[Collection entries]
******************************

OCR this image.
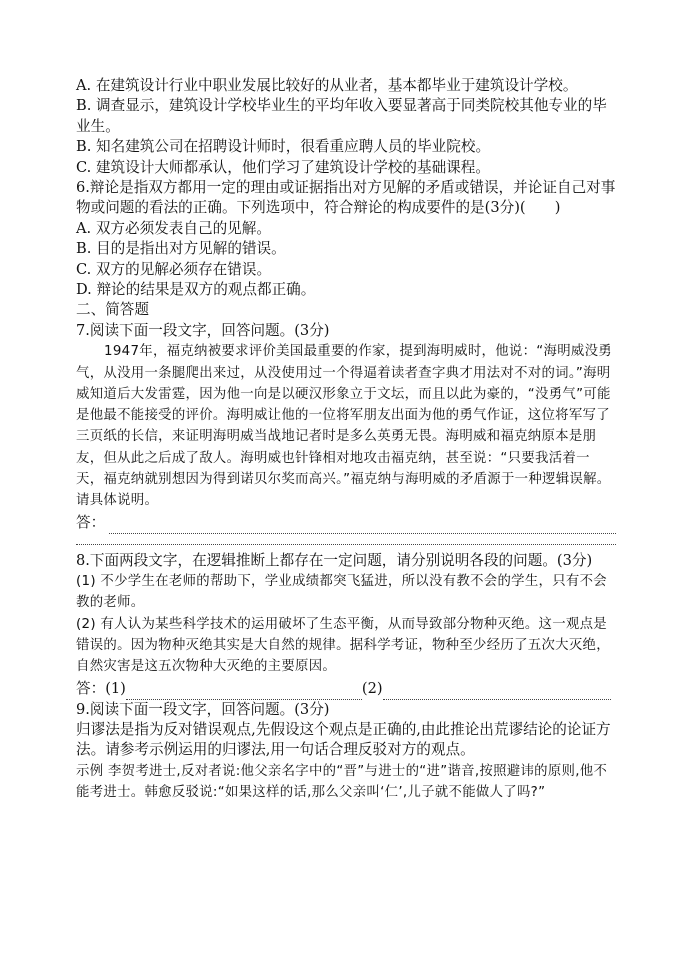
A. 在建筑设计行业中职业发展比较好的从业者，基本都毕业于建筑设计学校。

B. 调查显示，建筑设计学校毕业生的平均年收入要显著高于同类院校其他专业的毕业生。

B. 知名建筑公司在招聘设计师时，很看重应聘人员的毕业院校。

C. 建筑设计大师都承认，他们学习了建筑设计学校的基础课程。

6.辩论是指双方都用一定的理由或证据指出对方见解的矛盾或错误，并论证自己对事物或问题的看法的正确。下列选项中，符合辩论的构成要件的是(3分)(　　)

A. 双方必须发表自己的见解。

B. 目的是指出对方见解的错误。

C. 双方的见解必须存在错误。

D. 辩论的结果是双方的观点都正确。

二、简答题

7.阅读下面一段文字，回答问题。(3分)

1947年，福克纳被要求评价美国最重要的作家，提到海明威时，他说：“海明威没勇气，从没用一条腿爬出来过，从没使用过一个得逼着读者查字典才用法对不对的词。”海明威知道后大发雷霆，因为他一向是以硬汉形象立于文坛，而且以此为豪的，“没勇气”可能是他最不能接受的评价。海明威让他的一位将军朋友出面为他的勇气作证，这位将军写了三页纸的长信，来证明海明威当战地记者时是多么英勇无畏。海明威和福克纳原本是朋友，但从此之后成了敌人。海明威也针锋相对地攻击福克纳，甚至说：“只要我活着一天，福克纳就别想因为得到诺贝尔奖而高兴。”福克纳与海明威的矛盾源于一种逻辑误解。请具体说明。

答：

8.下面两段文字，在逻辑推断上都存在一定问题，请分别说明各段的问题。(3分)

(1) 不少学生在老师的帮助下，学业成绩都突飞猛进，所以没有教不会的学生，只有不会教的老师。

(2) 有人认为某些科学技术的运用破坏了生态平衡，从而导致部分物种灭绝。这一观点是错误的。因为物种灭绝其实是大自然的规律。据科学考证，物种至少经历了五次大灭绝，自然灾害是这五次物种大灭绝的主要原因。

答：(1)	(2)

9.阅读下面一段文字，回答问题。(3分)

归谬法是指为反对错误观点,先假设这个观点是正确的,由此推论出荒谬结论的论证方法。请参考示例运用的归谬法,用一句话合理反驳对方的观点。

示例 李贺考进士,反对者说:他父亲名字中的“晋”与进士的“进”谐音,按照避讳的原则,他不能考进士。韩愈反驳说:“如果这样的话,那么父亲叫‘仁’,儿子就不能做人了吗?”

******************************

From the listing above, collect every line that mentions the word "回答问题".

7.阅读下面一段文字，回答问题。(3分)
9.阅读下面一段文字，回答问题。(3分)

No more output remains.